Victoria Thaine (born 4 January 1978) is an Australian television and film actress and former playwright.

Her screen credits include All Saints (2003), The Night We Called It a Day (2003), Small Claims: White Wedding (2005), Son of the Mask (2005), Blue Heelers (2006), Two Twisted (2006), The Caterpillar Wish (2006), 48 Shades (2006), Gone (2007), Rain Shadow (2007), BlackJack: Ghosts (2007), Wilfred (2010), Rake (2010), Rush (2011), Miss Fisher's Murder Mysteries (2012), The Doctor Blake Mysteries (2013), Mr & Mrs Murder (2013), Nowhere Boys (2013-2015), Nowhere Boys: The Book of Shadows (2016), and Scrublands (2023).

== Filmography ==

===Film===

| Year | Title | Role | Notes |
|---|---|---|---|
| 2003 | The Night We Called It a Day | Penny |  |
| 2004 | Floodhouse | Mara |  |
| 2005 | Still Life | Mandy | Short |
| 2005 | Son of the Mask | Sylvia |  |
| 2005 | The Assistant | Eunice | Short |
| 2005 | Debut | Jade | Short |
| 2006 | The Caterpillar Wish | Emily Woodbridge |  |
| 2006 | 48 Shades | Imogen |  |
| 2006 | Gone | Lena |  |
| 2009 | The Loved Ones | Holly |  |
| 2009 | Special Korean Sauce | Tarina | Short |
| 2010 | Call Centre | Grace | Short |
| 2010 | The Last Tupper | Penny | Short |
| 2011 | The Republic of Simon | Victoria | Short |
| 2014 | Horse Feathers | Claire | Short |
| 2016 | Nowhere Boys: The Book of Shadows | Alice Hartley |  |

===Television===

| Year | Title | Role | Notes |
|---|---|---|---|
| 2003 | All Saints | Sasha Netterfield | "Safety Net", "Doctor of Choice", "Harm's Way" |
| 2005 | Small Claims: White Wedding | Tori | TV film |
| 2006 | Blue Heelers | Gina O'Connor | "One Day More: Parts 1 & 2" |
| 2006 | Two Twisted | Danielle Carmody | "Saviour" |
| 2007 | Rain Shadow | Jill Blake | TV miniseries |
| 2007 | BlackJack: Ghosts | Jenny Searle | TV film |
| 2010 | Wilfred | Cynthia | "Honey You're Killing the Dog" |
| 2010 | Rake | Fiona McReady | "R vs Lorton", "R vs Tanner" |
| 2011 | Rush | Lexi Dennett | "4.2", "4.3" |
| 2012 | Miss Fisher's Murder Mysteries | Miss Parkes | "Blood and Circuses" |
| 2013 | The Doctor Blake Mysteries | Dawn Prentice | "Game of Champions" |
| 2013 | Mr & Mrs Murder | Tracey Anderson | "The Art of Murder" |
| 2013-15 | Nowhere Boys | Alice Hartley | Recurring role 13 episodes |
| 2016 | Bruce | Monica | "Neighbours", "Mortality's Light Lingering Touch", "Death Moth" |
| 2019 | Sonia and Cherry | Cherry | Main role |
| 2023 | Scrublands | Scrublands (TV series) | Season 1 - 4 episodes |

== Other work ==

| Year | Title | Notes |
|---|---|---|
| 2010 | The Last Tupper | Co-producer, writer, director |
| 2013 | The Kingdom of Doug | Writer, co-director |

==Awards==
- 2006 - Nominated for Film Critics Circle of Australia (FCCA) Award for 'Best Actress in a Lead Role'.

● Provided records
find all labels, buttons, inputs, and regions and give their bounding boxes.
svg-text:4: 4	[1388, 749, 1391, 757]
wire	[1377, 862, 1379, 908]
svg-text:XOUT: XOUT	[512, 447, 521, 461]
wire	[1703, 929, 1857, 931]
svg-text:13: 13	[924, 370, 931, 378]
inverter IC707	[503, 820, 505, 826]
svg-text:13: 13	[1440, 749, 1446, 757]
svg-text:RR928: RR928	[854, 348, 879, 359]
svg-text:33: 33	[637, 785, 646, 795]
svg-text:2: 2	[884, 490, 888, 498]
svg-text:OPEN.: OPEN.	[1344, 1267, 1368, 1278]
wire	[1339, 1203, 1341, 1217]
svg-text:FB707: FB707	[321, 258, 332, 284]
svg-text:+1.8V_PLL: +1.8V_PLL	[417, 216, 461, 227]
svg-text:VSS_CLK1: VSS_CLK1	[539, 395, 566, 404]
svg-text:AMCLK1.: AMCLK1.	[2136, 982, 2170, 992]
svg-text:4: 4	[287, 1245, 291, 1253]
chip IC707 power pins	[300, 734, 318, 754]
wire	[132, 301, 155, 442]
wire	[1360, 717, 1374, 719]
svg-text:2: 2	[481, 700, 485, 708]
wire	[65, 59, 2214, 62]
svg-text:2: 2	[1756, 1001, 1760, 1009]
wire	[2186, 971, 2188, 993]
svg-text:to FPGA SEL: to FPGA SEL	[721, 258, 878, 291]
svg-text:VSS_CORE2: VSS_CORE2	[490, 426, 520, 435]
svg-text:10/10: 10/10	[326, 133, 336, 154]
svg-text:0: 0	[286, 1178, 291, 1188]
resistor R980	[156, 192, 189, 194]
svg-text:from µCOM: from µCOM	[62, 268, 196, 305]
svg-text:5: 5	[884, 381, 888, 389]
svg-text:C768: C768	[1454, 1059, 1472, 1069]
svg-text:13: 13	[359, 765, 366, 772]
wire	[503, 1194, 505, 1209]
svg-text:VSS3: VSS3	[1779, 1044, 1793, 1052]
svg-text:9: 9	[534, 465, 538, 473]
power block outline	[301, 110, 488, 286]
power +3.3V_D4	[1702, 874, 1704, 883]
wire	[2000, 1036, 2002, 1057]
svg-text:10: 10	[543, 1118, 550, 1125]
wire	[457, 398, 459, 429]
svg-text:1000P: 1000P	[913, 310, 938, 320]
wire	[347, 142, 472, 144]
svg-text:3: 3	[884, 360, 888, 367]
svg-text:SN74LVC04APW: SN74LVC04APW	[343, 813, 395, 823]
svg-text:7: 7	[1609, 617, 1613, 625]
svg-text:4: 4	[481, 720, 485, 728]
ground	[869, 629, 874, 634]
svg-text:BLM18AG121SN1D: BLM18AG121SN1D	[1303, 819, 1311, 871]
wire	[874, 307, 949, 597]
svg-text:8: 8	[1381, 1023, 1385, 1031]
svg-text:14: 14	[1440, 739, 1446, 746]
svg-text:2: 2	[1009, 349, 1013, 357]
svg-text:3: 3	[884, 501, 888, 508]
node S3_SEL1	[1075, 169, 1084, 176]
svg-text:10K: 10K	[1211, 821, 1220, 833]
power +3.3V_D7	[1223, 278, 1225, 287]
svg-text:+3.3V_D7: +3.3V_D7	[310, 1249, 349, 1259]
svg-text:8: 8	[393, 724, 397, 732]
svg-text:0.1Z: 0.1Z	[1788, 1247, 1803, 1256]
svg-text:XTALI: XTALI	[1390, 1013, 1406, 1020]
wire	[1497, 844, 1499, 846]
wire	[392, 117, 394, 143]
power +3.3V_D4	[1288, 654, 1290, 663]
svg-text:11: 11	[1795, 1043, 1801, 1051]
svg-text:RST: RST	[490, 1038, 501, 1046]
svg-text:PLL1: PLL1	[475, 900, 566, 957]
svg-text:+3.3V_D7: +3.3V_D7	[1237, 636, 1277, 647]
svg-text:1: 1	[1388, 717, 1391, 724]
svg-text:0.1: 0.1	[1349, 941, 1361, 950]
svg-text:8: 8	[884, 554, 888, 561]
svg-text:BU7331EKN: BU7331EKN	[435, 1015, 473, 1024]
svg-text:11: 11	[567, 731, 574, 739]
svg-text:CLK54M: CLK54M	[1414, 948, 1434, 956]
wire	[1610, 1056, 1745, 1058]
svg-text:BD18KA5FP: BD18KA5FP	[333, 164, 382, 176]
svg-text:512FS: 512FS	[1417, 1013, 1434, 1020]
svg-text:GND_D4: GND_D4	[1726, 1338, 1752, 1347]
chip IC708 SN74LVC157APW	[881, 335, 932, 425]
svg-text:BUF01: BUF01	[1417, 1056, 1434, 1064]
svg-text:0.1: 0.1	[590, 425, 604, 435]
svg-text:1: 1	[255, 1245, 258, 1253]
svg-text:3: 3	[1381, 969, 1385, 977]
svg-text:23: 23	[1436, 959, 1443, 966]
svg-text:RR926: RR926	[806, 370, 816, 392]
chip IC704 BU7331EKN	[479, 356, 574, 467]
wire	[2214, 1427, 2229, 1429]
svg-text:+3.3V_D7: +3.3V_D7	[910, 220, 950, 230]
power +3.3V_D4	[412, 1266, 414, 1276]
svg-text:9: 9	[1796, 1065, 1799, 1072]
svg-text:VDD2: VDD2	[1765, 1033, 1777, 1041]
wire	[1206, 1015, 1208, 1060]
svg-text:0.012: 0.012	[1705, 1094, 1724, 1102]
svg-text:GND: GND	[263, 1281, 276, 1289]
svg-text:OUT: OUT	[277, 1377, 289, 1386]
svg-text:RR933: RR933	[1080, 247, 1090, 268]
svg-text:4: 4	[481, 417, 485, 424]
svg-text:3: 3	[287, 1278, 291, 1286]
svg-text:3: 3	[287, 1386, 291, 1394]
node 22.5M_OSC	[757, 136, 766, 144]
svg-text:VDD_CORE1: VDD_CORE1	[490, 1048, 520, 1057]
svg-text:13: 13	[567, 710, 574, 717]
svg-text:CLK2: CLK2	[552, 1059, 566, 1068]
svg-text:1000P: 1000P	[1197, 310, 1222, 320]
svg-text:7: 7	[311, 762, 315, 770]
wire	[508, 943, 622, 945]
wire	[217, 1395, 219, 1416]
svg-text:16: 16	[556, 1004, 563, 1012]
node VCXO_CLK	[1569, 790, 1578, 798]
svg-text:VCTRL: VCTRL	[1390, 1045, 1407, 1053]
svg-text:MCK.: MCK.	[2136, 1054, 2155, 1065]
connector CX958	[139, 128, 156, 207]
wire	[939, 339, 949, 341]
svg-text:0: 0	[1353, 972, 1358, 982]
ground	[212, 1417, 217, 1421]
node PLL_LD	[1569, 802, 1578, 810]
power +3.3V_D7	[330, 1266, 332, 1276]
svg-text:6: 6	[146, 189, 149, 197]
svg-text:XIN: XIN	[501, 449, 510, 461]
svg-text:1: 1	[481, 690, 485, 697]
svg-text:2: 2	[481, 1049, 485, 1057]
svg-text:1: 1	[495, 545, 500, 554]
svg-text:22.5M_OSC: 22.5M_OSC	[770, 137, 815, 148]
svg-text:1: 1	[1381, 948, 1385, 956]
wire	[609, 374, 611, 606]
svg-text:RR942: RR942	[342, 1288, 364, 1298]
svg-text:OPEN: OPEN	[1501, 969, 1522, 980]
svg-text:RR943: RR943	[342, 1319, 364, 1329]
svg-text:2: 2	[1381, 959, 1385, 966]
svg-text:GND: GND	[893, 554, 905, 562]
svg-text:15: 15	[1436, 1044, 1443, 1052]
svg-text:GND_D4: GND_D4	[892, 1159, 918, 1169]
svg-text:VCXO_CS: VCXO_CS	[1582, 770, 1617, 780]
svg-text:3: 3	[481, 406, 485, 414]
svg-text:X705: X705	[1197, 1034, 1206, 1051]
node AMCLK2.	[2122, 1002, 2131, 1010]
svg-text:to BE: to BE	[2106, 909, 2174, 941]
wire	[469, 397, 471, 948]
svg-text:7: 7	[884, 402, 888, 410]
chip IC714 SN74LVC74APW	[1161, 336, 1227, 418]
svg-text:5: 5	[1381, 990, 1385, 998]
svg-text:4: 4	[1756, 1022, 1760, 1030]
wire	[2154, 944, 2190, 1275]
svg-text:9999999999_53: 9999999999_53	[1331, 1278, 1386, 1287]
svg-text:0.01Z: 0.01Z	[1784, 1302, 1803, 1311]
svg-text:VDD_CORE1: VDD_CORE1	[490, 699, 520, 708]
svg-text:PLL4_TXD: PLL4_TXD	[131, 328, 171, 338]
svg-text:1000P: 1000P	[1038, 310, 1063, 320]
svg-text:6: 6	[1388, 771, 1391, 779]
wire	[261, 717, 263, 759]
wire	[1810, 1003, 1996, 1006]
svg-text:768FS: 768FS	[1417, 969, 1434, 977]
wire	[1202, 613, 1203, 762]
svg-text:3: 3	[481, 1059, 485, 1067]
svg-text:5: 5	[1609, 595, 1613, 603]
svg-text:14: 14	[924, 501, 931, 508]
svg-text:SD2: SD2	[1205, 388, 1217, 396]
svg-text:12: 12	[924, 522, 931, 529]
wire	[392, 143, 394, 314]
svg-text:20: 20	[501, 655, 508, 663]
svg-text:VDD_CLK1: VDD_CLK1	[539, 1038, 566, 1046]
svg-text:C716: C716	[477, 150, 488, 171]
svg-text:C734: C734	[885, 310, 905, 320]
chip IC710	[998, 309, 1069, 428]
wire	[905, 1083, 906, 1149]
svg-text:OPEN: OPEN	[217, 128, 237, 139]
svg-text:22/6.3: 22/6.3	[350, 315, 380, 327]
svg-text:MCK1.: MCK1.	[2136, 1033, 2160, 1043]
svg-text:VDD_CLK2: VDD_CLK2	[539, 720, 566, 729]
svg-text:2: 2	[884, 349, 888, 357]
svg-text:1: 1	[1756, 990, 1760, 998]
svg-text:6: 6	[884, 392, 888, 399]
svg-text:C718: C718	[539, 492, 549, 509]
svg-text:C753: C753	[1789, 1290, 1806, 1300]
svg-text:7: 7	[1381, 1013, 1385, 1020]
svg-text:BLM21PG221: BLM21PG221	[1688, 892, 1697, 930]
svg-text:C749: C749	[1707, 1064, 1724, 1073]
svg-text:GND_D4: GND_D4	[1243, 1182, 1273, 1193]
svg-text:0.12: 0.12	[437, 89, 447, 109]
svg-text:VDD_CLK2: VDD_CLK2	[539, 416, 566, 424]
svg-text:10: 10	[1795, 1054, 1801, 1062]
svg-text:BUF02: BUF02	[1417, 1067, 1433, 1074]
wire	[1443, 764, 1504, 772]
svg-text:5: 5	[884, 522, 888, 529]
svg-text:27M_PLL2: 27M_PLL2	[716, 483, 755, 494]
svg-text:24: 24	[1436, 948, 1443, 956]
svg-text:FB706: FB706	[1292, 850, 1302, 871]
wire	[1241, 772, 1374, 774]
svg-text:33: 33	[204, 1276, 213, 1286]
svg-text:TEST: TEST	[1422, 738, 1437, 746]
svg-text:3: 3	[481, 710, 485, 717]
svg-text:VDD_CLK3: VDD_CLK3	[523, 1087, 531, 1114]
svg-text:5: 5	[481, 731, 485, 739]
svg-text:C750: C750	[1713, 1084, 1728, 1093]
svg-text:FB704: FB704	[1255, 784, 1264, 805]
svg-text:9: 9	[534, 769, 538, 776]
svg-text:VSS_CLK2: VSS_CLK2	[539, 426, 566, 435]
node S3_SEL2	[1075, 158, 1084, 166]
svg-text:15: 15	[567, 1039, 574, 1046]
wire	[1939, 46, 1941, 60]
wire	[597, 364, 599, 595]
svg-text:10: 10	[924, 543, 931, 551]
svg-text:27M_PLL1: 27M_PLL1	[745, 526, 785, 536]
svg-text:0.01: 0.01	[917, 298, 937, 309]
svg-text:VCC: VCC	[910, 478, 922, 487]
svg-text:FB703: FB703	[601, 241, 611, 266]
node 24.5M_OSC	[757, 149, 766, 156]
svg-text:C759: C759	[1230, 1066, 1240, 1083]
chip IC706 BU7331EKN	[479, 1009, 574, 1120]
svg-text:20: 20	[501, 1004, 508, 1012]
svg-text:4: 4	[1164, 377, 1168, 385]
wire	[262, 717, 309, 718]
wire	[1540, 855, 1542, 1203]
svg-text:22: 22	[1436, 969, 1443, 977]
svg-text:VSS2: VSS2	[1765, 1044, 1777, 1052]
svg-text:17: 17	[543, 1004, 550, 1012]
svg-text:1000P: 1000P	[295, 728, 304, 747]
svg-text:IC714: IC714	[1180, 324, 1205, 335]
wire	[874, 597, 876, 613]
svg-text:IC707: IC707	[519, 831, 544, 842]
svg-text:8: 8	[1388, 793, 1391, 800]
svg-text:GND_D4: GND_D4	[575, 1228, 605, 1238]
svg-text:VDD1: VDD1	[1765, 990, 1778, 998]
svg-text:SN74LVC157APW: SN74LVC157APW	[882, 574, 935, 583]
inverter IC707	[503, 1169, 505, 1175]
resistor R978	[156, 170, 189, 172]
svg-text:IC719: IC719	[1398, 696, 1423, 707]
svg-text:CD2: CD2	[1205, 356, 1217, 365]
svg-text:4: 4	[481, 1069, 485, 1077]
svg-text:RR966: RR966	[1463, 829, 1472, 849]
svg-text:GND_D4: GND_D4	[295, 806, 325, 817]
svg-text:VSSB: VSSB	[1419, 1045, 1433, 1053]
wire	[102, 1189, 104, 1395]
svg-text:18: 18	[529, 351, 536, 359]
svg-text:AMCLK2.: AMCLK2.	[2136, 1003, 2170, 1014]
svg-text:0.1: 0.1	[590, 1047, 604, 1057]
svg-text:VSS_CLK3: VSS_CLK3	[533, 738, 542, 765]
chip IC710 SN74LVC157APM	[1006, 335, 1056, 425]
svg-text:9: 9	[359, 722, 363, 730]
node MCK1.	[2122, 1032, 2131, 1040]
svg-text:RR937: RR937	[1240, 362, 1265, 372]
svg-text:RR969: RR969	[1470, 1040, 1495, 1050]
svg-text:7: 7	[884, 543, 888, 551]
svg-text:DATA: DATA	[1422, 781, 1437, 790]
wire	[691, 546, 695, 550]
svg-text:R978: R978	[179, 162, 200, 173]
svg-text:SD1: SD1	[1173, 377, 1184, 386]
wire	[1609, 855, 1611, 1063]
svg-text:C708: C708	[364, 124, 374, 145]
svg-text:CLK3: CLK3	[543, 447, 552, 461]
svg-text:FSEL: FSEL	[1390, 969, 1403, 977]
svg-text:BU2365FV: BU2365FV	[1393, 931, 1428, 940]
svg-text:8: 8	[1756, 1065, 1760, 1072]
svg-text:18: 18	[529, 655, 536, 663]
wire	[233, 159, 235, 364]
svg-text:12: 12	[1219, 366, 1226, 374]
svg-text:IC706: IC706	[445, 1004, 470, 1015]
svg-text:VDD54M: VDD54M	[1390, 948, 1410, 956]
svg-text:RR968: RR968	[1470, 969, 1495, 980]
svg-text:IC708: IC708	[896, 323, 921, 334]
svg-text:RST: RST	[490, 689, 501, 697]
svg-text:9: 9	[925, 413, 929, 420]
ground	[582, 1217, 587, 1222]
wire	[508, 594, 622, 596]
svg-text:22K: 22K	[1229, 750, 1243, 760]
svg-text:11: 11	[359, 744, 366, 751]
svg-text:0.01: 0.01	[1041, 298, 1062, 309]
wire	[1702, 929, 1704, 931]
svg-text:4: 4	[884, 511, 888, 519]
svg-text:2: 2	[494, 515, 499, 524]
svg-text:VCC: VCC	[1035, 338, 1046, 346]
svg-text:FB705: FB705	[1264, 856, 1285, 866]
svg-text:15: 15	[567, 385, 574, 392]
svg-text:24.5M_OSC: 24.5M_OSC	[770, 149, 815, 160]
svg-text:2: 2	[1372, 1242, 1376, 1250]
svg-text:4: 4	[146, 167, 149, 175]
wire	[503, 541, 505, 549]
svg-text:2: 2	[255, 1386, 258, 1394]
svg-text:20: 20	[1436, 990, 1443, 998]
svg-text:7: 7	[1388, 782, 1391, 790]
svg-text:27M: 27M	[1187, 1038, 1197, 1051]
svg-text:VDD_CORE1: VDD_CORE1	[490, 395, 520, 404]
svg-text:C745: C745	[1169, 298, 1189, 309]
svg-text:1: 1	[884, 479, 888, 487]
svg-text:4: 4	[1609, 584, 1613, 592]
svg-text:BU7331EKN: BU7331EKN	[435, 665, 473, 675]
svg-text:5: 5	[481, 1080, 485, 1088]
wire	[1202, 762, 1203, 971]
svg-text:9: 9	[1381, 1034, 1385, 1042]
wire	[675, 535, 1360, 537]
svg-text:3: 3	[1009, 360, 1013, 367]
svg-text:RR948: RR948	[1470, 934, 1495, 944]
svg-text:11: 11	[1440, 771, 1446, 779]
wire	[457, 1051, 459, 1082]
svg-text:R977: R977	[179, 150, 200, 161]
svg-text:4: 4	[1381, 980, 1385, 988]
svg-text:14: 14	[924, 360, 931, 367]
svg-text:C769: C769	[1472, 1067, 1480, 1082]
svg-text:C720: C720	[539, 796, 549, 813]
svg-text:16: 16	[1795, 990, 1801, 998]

● What the exercise asks
In the text about Victoria Thaine, what role did she play in the 2009 film The Loved Ones?

● Completed task
Holly